## PROBLEM DESCRIPTION
Extract all lines containing "Michael".

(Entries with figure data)
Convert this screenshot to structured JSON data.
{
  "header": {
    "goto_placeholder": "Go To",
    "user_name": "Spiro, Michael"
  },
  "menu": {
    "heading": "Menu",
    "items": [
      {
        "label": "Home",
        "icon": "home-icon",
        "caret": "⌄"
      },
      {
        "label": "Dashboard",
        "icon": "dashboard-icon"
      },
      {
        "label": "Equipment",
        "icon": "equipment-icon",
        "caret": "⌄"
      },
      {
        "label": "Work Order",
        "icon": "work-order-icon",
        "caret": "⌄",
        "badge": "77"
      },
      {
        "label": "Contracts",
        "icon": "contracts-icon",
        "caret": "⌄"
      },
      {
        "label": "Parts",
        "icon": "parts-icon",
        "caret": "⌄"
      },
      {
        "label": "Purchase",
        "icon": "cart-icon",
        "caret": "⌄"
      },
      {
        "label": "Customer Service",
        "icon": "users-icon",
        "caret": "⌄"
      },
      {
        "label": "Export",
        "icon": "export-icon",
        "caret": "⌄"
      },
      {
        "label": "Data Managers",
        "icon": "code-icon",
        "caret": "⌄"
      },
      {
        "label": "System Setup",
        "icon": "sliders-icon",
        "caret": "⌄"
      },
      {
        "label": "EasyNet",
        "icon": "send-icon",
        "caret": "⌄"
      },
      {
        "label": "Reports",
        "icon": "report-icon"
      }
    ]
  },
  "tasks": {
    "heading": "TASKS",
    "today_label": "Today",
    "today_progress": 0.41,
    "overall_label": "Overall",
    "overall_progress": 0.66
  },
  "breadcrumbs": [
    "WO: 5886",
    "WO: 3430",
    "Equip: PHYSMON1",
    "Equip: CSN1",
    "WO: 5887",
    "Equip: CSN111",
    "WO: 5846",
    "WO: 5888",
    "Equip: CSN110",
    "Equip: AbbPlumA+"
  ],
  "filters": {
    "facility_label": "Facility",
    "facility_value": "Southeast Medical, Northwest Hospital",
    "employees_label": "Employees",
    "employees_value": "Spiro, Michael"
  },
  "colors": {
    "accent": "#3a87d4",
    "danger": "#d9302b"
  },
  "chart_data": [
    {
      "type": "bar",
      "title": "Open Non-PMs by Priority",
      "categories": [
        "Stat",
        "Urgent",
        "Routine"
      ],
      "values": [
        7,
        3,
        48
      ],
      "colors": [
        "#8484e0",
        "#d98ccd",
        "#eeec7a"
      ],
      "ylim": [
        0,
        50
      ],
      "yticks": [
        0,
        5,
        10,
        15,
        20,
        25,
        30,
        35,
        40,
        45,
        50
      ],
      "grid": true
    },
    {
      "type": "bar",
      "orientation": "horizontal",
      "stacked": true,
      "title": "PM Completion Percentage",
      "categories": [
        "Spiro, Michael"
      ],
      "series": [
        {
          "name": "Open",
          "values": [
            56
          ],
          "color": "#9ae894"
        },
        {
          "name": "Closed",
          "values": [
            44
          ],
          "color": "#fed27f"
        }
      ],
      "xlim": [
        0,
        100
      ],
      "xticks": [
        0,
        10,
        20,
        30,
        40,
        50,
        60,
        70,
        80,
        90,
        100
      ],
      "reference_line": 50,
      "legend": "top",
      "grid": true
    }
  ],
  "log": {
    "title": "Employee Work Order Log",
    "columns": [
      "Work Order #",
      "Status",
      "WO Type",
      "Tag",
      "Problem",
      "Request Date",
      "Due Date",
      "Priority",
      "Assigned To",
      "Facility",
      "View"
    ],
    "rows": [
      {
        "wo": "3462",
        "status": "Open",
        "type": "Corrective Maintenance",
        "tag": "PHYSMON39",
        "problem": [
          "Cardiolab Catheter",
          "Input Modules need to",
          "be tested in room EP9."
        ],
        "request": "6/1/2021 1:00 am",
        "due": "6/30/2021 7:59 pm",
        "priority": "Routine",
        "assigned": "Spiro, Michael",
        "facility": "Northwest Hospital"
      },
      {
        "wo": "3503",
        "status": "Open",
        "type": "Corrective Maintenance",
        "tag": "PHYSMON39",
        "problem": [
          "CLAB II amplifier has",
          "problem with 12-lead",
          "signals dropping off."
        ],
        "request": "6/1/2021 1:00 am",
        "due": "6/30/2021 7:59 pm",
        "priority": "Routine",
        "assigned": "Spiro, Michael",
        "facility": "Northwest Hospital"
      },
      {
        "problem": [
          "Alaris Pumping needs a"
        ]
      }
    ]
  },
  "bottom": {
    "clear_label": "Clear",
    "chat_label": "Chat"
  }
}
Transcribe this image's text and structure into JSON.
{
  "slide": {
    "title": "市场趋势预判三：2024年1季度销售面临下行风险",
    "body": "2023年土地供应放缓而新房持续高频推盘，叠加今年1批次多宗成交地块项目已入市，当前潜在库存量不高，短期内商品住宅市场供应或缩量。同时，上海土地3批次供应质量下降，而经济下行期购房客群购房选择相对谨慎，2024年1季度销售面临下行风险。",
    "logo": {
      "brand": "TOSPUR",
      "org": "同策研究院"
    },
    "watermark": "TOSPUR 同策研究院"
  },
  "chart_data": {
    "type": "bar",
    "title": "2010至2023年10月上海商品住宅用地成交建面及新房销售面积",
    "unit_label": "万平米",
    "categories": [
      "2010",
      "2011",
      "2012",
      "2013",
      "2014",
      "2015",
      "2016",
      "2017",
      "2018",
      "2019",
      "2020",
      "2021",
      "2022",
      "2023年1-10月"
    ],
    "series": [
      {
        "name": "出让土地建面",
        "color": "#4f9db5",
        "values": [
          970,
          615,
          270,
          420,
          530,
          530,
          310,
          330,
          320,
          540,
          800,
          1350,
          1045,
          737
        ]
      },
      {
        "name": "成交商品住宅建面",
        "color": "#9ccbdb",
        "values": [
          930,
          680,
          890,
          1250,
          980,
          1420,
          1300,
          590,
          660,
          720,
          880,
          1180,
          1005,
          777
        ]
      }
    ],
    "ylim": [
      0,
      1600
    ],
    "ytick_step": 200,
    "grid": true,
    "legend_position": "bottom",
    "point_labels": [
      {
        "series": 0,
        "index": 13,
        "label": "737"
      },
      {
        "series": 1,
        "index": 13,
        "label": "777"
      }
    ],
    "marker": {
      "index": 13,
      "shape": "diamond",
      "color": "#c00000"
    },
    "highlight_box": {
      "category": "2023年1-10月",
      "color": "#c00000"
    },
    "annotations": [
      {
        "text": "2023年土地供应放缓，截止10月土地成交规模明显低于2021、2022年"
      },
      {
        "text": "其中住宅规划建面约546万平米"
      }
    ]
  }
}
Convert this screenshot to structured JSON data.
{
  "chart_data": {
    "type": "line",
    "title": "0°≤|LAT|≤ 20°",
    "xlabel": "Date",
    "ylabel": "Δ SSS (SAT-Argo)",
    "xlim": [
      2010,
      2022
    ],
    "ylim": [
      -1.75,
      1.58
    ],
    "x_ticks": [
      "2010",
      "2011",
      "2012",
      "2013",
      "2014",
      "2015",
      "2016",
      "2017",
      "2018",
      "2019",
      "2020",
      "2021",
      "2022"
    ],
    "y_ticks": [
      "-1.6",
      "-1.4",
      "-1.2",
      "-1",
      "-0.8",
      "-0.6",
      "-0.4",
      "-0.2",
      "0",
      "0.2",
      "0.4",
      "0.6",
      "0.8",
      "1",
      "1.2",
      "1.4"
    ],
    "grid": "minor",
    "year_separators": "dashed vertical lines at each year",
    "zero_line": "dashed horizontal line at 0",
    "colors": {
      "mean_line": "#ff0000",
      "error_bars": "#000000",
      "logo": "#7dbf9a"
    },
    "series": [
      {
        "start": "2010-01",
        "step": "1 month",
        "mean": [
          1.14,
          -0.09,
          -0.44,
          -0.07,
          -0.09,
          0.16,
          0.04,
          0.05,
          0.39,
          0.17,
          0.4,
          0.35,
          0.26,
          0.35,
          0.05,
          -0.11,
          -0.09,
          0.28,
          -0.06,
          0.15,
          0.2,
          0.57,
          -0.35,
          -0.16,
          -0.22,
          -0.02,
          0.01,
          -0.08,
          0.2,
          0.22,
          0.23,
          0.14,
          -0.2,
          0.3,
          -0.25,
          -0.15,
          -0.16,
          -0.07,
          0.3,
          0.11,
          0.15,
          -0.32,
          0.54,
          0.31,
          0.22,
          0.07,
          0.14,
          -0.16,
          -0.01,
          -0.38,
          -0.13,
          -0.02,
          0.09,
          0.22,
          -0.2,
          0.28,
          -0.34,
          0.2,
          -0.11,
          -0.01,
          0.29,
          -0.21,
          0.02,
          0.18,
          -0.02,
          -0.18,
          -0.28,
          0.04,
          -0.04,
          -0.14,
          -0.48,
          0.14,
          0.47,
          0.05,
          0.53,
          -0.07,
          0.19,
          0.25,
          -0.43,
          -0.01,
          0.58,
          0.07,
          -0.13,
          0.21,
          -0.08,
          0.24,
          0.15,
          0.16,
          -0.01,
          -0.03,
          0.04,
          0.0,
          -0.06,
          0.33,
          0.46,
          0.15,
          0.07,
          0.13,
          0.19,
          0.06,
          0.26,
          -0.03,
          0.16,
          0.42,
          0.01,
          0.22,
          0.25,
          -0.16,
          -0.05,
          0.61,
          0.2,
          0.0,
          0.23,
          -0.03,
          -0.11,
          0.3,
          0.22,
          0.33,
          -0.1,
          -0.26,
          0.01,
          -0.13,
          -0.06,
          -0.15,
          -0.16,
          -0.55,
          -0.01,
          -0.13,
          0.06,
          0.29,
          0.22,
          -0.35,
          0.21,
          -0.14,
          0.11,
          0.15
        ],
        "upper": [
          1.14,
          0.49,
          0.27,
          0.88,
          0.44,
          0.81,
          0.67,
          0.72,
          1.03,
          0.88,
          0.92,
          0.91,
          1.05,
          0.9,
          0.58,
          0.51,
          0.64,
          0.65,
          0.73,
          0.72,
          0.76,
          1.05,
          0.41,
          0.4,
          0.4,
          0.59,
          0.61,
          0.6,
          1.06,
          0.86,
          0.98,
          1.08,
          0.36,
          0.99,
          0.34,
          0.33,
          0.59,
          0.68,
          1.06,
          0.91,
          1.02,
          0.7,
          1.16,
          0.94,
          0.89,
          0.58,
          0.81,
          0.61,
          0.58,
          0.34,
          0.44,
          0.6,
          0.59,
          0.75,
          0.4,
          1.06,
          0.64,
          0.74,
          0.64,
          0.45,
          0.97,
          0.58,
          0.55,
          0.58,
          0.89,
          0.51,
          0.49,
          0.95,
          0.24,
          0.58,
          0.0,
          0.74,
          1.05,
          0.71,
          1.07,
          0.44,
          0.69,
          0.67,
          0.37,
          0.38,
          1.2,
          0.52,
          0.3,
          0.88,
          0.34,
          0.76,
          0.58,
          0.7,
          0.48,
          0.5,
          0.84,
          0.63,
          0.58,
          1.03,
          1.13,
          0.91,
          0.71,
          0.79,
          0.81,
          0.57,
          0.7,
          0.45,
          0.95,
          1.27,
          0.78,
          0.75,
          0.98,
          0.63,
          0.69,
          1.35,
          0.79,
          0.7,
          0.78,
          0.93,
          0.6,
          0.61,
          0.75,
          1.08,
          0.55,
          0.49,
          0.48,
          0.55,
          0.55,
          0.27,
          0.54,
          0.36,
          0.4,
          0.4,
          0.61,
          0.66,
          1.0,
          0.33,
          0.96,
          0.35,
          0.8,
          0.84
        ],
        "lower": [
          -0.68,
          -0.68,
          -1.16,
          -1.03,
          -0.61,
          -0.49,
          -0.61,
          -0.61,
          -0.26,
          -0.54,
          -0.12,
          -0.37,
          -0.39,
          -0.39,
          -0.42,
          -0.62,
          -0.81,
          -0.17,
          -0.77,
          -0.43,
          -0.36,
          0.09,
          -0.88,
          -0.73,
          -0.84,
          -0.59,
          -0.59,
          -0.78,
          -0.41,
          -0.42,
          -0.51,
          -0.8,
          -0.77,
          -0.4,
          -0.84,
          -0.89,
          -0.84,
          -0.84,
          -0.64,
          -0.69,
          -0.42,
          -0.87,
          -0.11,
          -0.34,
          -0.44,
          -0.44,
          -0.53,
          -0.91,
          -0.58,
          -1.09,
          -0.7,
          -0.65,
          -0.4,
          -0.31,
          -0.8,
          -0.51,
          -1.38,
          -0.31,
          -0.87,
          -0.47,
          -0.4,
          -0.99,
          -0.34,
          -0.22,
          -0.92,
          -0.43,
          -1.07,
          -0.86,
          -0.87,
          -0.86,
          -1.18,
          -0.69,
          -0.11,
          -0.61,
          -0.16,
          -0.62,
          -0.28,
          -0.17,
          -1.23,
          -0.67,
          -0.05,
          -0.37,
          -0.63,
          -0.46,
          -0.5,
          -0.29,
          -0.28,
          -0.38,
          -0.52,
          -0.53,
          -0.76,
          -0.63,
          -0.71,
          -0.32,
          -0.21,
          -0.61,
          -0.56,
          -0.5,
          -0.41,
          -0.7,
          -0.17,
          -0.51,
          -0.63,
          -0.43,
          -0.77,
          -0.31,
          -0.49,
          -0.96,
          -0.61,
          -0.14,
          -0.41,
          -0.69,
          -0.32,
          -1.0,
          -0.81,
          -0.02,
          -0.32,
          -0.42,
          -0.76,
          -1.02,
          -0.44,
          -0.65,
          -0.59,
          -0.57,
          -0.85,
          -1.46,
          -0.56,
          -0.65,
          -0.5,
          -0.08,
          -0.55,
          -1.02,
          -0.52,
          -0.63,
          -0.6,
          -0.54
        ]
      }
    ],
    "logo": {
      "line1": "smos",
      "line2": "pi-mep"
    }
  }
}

## SOLUTION TO THE EXERCISE
    "user_name": "Spiro, Michael"
    "employees_value": "Spiro, Michael"
        "Spiro, Michael"
        "assigned": "Spiro, Michael",
        "assigned": "Spiro, Michael",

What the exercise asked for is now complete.